** Objective **
Repeat every record below exactly as written.
————————
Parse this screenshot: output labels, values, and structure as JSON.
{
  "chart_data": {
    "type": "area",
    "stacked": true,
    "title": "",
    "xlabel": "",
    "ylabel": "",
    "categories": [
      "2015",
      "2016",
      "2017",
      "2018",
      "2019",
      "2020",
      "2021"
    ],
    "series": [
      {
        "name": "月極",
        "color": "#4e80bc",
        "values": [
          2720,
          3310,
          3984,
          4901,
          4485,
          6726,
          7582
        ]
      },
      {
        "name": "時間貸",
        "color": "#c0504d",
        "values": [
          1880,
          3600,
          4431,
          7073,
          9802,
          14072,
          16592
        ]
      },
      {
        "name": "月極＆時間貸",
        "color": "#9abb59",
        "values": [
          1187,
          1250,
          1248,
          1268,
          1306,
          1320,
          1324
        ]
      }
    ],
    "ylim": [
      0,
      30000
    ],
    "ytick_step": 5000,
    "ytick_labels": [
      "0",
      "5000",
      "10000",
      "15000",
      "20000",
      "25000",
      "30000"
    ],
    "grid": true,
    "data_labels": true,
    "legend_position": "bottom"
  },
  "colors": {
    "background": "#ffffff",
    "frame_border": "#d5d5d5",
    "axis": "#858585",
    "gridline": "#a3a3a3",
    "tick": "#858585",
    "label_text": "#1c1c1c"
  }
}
————————
** Exercise result **
Parse this screenshot: output labels, values, and structure as JSON.
{
  "chart_data": {
    "type": "area",
    "stacked": true,
    "title": "",
    "xlabel": "",
    "ylabel": "",
    "categories": [
      "2015",
      "2016",
      "2017",
      "2018",
      "2019",
      "2020",
      "2021"
    ],
    "series": [
      {
        "name": "月極",
        "color": "#4e80bc",
        "values": [
          2720,
          3310,
          3984,
          4901,
          4485,
          6726,
          7582
        ]
      },
      {
        "name": "時間貸",
        "color": "#c0504d",
        "values": [
          1880,
          3600,
          4431,
          7073,
          9802,
          14072,
          16592
        ]
      },
      {
        "name": "月極＆時間貸",
        "color": "#9abb59",
        "values": [
          1187,
          1250,
          1248,
          1268,
          1306,
          1320,
          1324
        ]
      }
    ],
    "ylim": [
      0,
      30000
    ],
    "ytick_step": 5000,
    "ytick_labels": [
      "0",
      "5000",
      "10000",
      "15000",
      "20000",
      "25000",
      "30000"
    ],
    "grid": true,
    "data_labels": true,
    "legend_position": "bottom"
  },
  "colors": {
    "background": "#ffffff",
    "frame_border": "#d5d5d5",
    "axis": "#858585",
    "gridline": "#a3a3a3",
    "tick": "#858585",
    "label_text": "#1c1c1c"
  }
}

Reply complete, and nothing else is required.